## TASK STATEMENT
Collect every line that includes the string "chevron".

Data entries

◇ ◇ ◇ ◇ ◇ ◇ ◇

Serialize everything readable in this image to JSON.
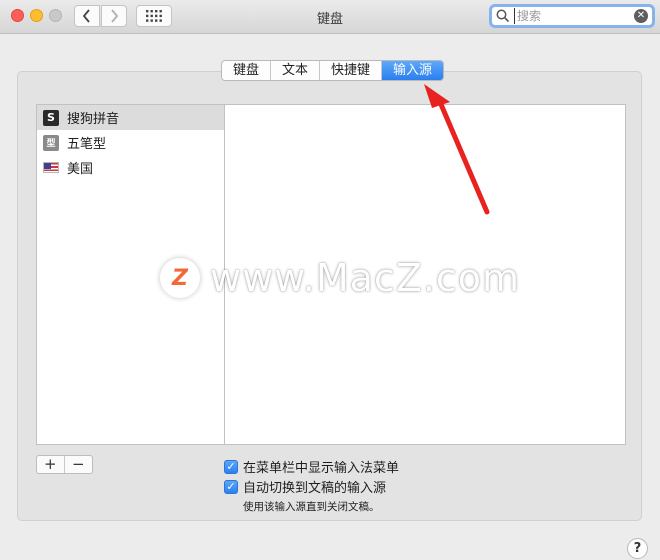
{
  "window": {
    "title": "键盘",
    "back_icon": "chevron-left-icon",
    "forward_icon": "chevron-right-icon",
    "show_all_icon": "grid-icon"
  },
  "search": {
    "placeholder": "搜索",
    "value": ""
  },
  "tabs": [
    {
      "label": "键盘",
      "active": false
    },
    {
      "label": "文本",
      "active": false
    },
    {
      "label": "快捷键",
      "active": false
    },
    {
      "label": "输入源",
      "active": true
    }
  ],
  "input_sources": [
    {
      "label": "搜狗拼音",
      "icon": "sogou-icon",
      "icon_glyph": "S",
      "selected": true
    },
    {
      "label": "五笔型",
      "icon": "wubi-icon",
      "icon_glyph": "型",
      "selected": false
    },
    {
      "label": "美国",
      "icon": "us-flag-icon",
      "icon_glyph": "",
      "selected": false
    }
  ],
  "list_controls": {
    "add": "+",
    "remove": "−"
  },
  "options": {
    "show_menu_label": "在菜单栏中显示输入法菜单",
    "show_menu_checked": true,
    "auto_switch_label": "自动切换到文稿的输入源",
    "auto_switch_checked": true,
    "note": "使用该输入源直到关闭文稿。"
  },
  "help": "?",
  "watermark": {
    "logo": "Z",
    "text": "www.MacZ.com"
  },
  "colors": {
    "accent": "#2b7ef0",
    "arrow": "#e8231f"
  }
}
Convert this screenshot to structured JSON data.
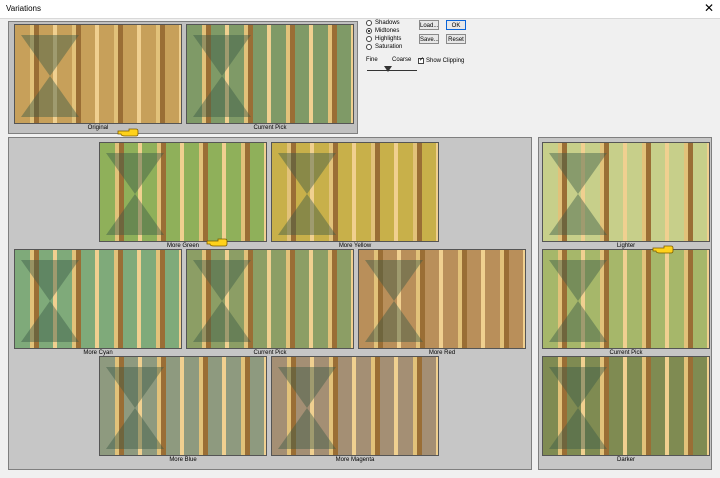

◇ ◇ ◇ ◇ ◇ ◇ ◇

## RESULT FOR THIS EXERCISE
    "back_icon": "chevron-left-icon",
    "forward_icon": "chevron-right-icon",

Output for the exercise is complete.